**Task description:**
Return each line of the listing that contains the string "nicht".

**Data listing:**
- - -

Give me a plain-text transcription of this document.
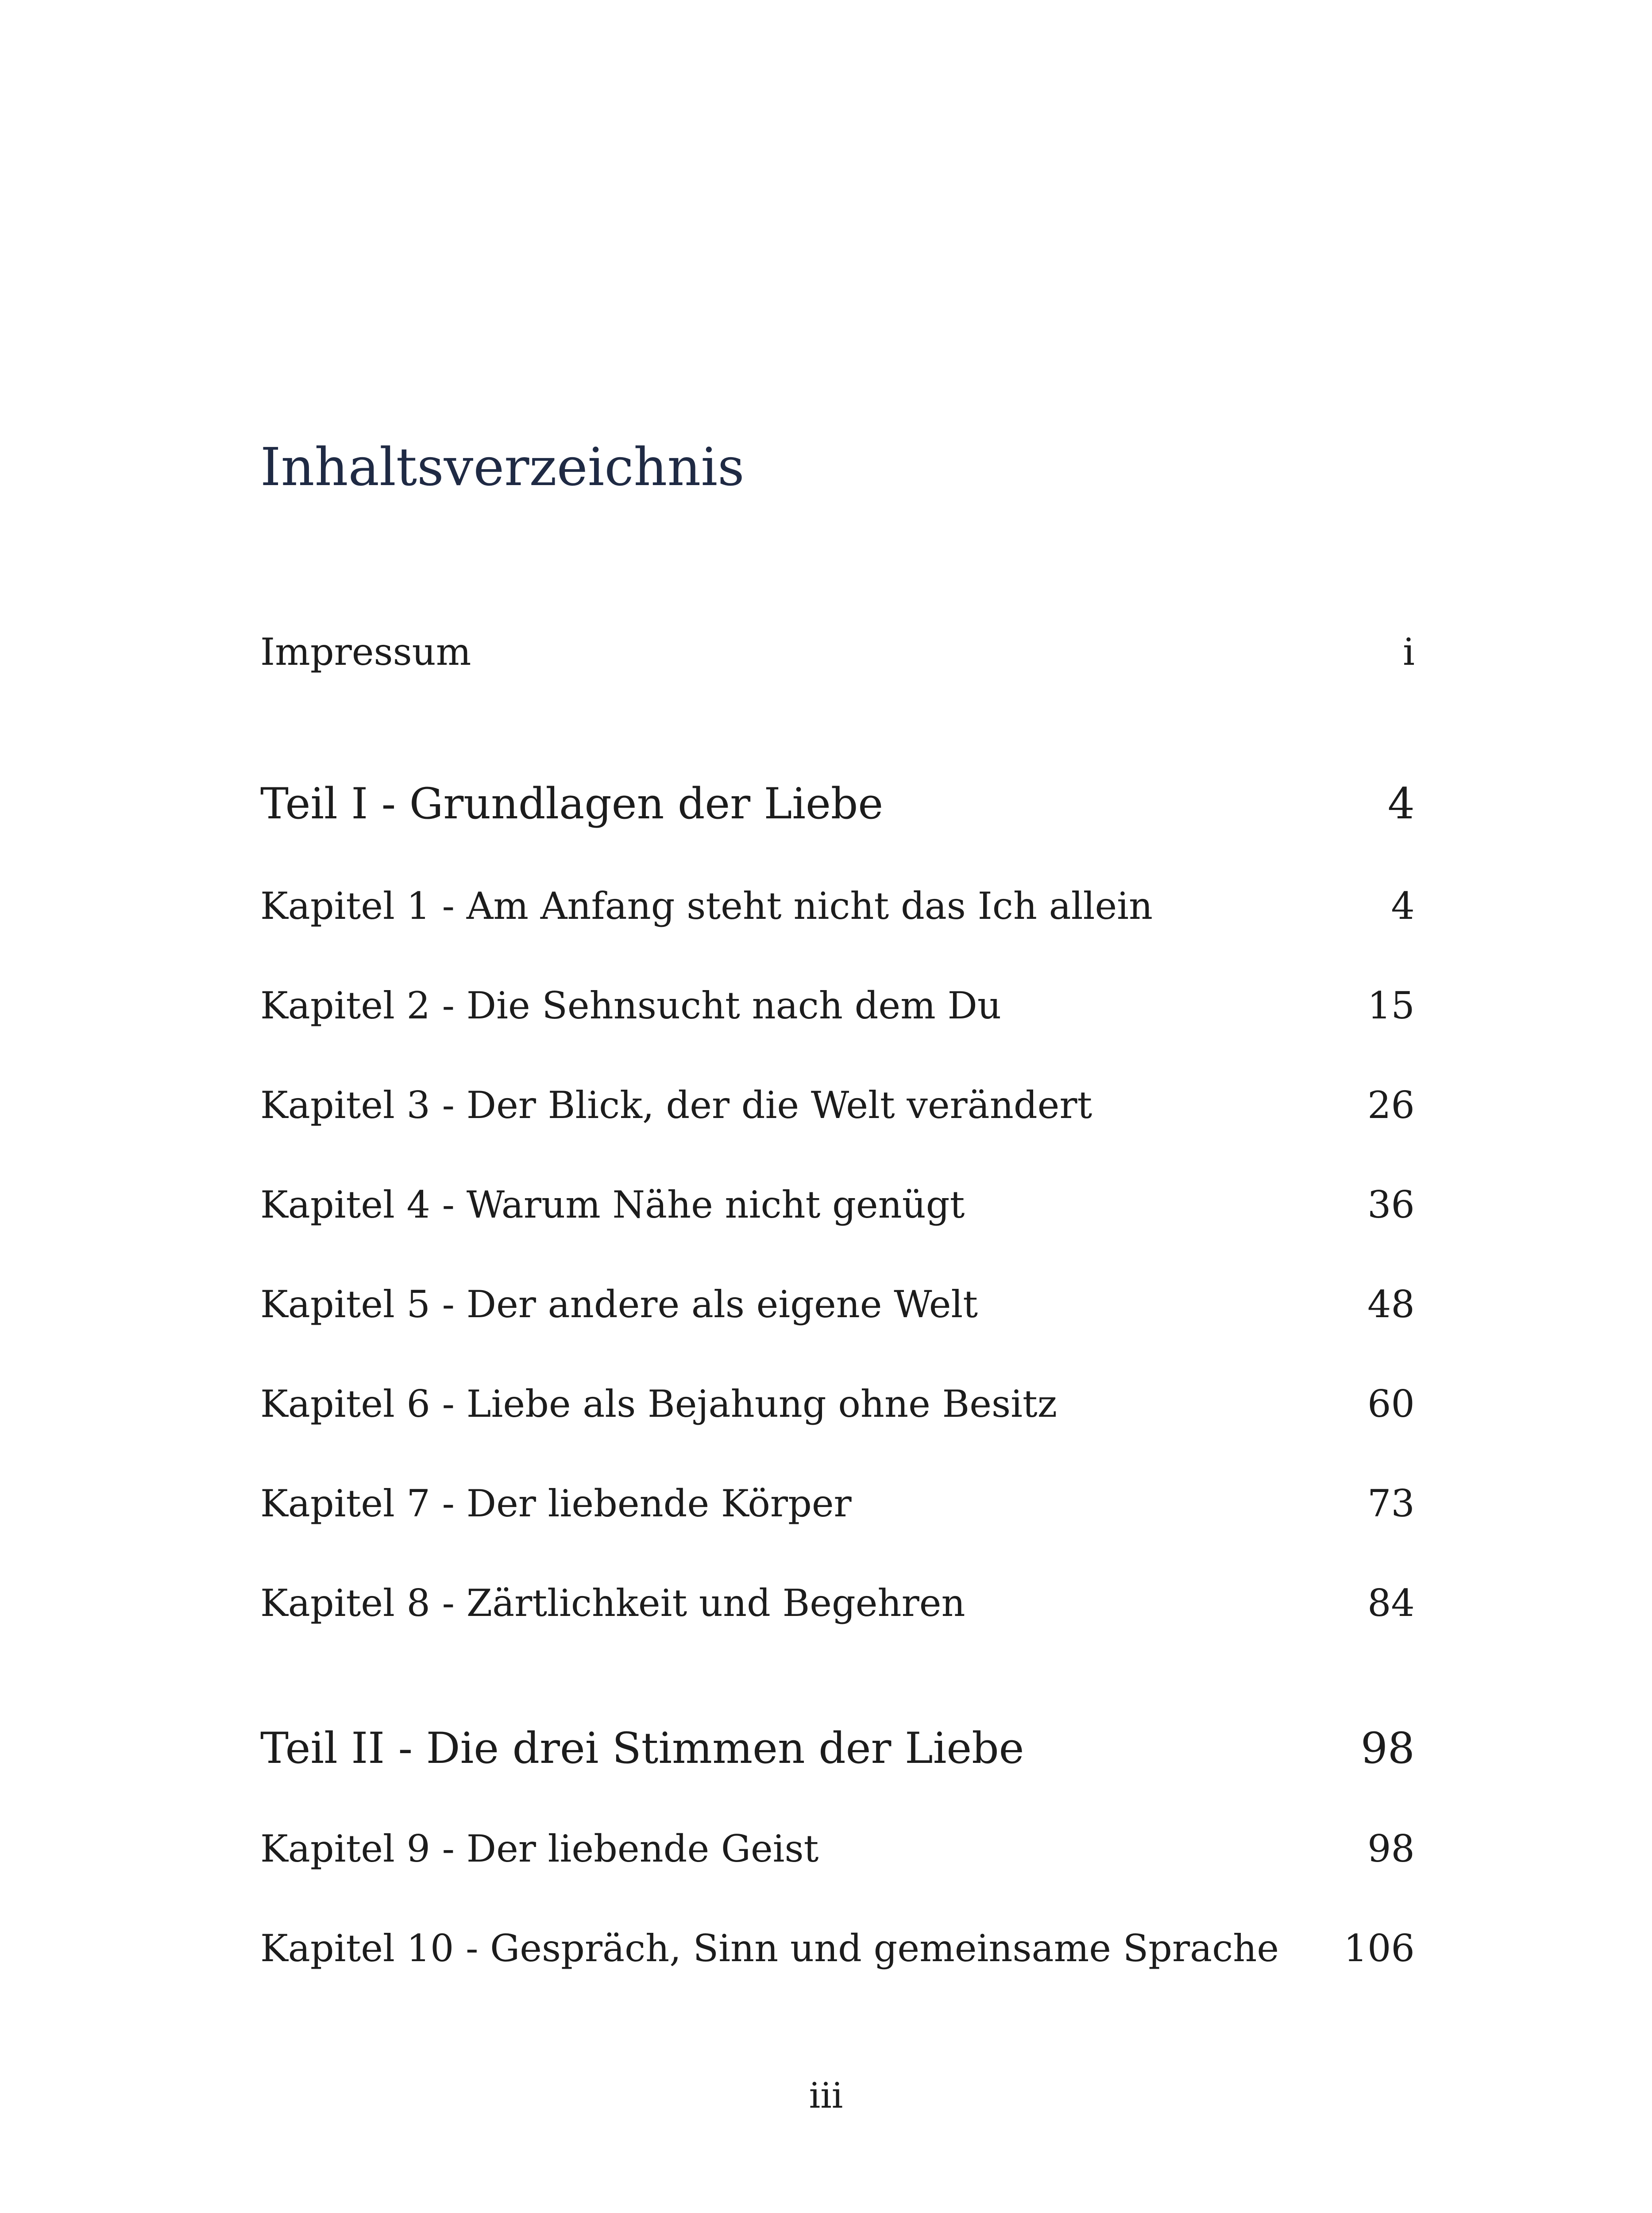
Inhaltsverzeichnis
Impressum	i
Teil I - Grundlagen der Liebe	4
Kapitel 1 - Am Anfang steht nicht das Ich allein	4
Kapitel 2 - Die Sehnsucht nach dem Du	15
Kapitel 3 - Der Blick, der die Welt verändert	26
Kapitel 4 - Warum Nähe nicht genügt	36
Kapitel 5 - Der andere als eigene Welt	48
Kapitel 6 - Liebe als Bejahung ohne Besitz	60
Kapitel 7 - Der liebende Körper	73
Kapitel 8 - Zärtlichkeit und Begehren	84
Teil II - Die drei Stimmen der Liebe	98
Kapitel 9 - Der liebende Geist	98
Kapitel 10 - Gespräch, Sinn und gemeinsame Sprache 106
iii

- - -

**Right answer:**
Kapitel 1 - Am Anfang steht nicht das Ich allein	4
Kapitel 4 - Warum Nähe nicht genügt	36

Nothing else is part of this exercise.